▶ **PROVIDED MATERIAL**:
══════════

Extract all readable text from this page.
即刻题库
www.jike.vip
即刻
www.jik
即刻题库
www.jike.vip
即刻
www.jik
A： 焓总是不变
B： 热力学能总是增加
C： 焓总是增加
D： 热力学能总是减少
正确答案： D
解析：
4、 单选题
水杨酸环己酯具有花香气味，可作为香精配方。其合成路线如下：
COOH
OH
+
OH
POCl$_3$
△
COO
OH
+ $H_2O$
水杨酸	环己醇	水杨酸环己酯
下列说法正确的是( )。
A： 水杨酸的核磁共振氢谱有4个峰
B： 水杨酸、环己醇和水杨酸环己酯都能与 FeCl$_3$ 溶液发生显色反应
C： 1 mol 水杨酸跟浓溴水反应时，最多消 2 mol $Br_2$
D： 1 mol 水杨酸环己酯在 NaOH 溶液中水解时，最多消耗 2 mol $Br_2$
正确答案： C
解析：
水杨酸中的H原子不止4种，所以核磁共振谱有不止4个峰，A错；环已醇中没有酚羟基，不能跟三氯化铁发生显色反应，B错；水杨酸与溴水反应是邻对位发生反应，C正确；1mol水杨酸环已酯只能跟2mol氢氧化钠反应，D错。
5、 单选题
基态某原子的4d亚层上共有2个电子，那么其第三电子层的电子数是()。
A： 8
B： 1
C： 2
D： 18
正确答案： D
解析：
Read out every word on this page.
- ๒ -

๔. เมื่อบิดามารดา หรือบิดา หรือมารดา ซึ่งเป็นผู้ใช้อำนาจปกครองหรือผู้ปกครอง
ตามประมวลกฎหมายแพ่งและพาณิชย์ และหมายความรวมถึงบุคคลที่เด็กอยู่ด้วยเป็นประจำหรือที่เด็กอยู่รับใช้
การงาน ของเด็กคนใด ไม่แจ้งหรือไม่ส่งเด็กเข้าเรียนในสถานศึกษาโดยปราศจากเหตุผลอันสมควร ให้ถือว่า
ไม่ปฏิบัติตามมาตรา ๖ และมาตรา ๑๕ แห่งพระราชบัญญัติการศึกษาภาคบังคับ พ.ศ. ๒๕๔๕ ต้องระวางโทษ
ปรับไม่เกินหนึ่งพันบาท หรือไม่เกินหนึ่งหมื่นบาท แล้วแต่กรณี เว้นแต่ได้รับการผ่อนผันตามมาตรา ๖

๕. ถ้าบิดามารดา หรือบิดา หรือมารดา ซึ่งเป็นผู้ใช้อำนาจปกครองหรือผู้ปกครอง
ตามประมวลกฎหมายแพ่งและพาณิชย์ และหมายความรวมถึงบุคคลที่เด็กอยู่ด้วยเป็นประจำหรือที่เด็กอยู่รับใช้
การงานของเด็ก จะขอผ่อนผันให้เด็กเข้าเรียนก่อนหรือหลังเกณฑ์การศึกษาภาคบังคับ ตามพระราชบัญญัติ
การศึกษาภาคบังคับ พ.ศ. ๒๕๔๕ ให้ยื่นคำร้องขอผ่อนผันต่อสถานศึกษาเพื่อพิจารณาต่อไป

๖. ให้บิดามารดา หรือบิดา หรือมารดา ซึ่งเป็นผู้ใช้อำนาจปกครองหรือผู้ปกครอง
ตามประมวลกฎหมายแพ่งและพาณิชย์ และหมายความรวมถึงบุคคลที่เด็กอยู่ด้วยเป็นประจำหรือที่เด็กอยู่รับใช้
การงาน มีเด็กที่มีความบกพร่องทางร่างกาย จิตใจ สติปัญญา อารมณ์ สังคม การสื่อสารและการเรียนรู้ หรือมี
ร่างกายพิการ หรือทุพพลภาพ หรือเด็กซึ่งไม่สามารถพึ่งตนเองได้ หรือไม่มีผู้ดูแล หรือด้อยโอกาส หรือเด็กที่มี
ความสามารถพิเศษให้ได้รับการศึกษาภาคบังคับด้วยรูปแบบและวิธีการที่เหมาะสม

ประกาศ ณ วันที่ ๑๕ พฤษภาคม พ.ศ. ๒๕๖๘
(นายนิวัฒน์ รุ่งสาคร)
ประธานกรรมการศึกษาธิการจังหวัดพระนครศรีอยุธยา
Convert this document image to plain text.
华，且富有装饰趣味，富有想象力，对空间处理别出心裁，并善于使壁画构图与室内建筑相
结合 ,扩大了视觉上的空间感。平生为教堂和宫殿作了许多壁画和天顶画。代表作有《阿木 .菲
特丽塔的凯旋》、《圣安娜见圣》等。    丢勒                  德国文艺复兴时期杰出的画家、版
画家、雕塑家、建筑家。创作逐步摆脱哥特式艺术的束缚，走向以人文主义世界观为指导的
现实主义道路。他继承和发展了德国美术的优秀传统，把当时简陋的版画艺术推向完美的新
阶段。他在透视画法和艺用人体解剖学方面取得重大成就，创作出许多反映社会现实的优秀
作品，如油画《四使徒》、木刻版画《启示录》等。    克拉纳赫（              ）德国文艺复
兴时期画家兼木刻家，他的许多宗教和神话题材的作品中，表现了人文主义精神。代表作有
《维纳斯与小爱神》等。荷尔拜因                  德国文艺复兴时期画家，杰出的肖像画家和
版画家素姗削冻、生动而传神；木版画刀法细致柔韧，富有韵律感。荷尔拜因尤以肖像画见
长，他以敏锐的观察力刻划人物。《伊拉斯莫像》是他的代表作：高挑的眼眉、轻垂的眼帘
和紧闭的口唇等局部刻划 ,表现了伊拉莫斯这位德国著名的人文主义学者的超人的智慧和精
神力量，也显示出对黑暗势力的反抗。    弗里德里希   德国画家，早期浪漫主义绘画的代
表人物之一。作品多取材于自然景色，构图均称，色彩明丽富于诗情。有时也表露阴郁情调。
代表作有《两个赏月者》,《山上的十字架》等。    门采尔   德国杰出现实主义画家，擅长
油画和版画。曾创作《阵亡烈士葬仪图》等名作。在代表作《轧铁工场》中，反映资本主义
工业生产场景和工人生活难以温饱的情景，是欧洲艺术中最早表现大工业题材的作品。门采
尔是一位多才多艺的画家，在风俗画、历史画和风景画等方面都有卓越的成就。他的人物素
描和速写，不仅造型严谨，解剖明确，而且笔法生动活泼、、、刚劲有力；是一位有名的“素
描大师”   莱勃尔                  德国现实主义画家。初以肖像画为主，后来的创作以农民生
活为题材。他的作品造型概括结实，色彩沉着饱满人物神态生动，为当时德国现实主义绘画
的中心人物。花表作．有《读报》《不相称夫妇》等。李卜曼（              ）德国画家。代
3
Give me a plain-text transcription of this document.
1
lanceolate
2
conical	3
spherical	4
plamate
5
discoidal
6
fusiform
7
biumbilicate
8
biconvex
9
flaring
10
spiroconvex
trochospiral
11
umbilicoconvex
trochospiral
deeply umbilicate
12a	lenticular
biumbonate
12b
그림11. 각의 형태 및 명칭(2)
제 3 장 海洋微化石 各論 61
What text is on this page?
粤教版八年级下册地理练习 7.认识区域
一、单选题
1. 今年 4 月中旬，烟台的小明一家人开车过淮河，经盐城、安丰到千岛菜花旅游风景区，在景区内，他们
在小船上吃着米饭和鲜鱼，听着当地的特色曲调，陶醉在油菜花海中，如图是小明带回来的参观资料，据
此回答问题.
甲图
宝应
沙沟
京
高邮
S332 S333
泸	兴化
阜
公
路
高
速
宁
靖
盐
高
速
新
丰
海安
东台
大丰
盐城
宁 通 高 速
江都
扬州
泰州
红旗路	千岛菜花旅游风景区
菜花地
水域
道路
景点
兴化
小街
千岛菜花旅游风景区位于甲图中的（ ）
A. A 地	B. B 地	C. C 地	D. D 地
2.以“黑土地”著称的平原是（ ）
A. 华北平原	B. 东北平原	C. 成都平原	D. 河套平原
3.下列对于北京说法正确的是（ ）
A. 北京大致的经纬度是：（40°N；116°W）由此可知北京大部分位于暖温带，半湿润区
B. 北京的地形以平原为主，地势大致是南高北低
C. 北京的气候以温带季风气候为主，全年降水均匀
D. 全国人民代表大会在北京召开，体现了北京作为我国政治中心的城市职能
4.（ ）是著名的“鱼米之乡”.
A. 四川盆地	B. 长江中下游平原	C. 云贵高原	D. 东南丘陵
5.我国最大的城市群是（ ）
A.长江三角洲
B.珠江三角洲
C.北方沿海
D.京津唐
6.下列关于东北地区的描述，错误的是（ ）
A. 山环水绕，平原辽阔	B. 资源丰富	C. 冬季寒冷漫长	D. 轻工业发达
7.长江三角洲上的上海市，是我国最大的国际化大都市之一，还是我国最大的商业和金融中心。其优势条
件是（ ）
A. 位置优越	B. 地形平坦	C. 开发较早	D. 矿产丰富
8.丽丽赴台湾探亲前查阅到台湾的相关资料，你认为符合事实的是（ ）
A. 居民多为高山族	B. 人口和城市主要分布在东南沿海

══════════

▶ **WHAT THIS TASK INVOLVES**:
Print exactly the lines from the one with "What text is on this page?" through the end of the data, inclusive.

▶ **TASK RESPONSE**:
What text is on this page?
粤教版八年级下册地理练习 7.认识区域
一、单选题
1. 今年 4 月中旬，烟台的小明一家人开车过淮河，经盐城、安丰到千岛菜花旅游风景区，在景区内，他们
在小船上吃着米饭和鲜鱼，听着当地的特色曲调，陶醉在油菜花海中，如图是小明带回来的参观资料，据
此回答问题.
甲图
宝应
沙沟
京
高邮
S332 S333
泸	兴化
阜
公
路
高
速
宁
靖
盐
高
速
新
丰
海安
东台
大丰
盐城
宁 通 高 速
江都
扬州
泰州
红旗路	千岛菜花旅游风景区
菜花地
水域
道路
景点
兴化
小街
千岛菜花旅游风景区位于甲图中的（ ）
A. A 地	B. B 地	C. C 地	D. D 地
2.以“黑土地”著称的平原是（ ）
A. 华北平原	B. 东北平原	C. 成都平原	D. 河套平原
3.下列对于北京说法正确的是（ ）
A. 北京大致的经纬度是：（40°N；116°W）由此可知北京大部分位于暖温带，半湿润区
B. 北京的地形以平原为主，地势大致是南高北低
C. 北京的气候以温带季风气候为主，全年降水均匀
D. 全国人民代表大会在北京召开，体现了北京作为我国政治中心的城市职能
4.（ ）是著名的“鱼米之乡”.
A. 四川盆地	B. 长江中下游平原	C. 云贵高原	D. 东南丘陵
5.我国最大的城市群是（ ）
A.长江三角洲
B.珠江三角洲
C.北方沿海
D.京津唐
6.下列关于东北地区的描述，错误的是（ ）
A. 山环水绕，平原辽阔	B. 资源丰富	C. 冬季寒冷漫长	D. 轻工业发达
7.长江三角洲上的上海市，是我国最大的国际化大都市之一，还是我国最大的商业和金融中心。其优势条
件是（ ）
A. 位置优越	B. 地形平坦	C. 开发较早	D. 矿产丰富
8.丽丽赴台湾探亲前查阅到台湾的相关资料，你认为符合事实的是（ ）
A. 居民多为高山族	B. 人口和城市主要分布在东南沿海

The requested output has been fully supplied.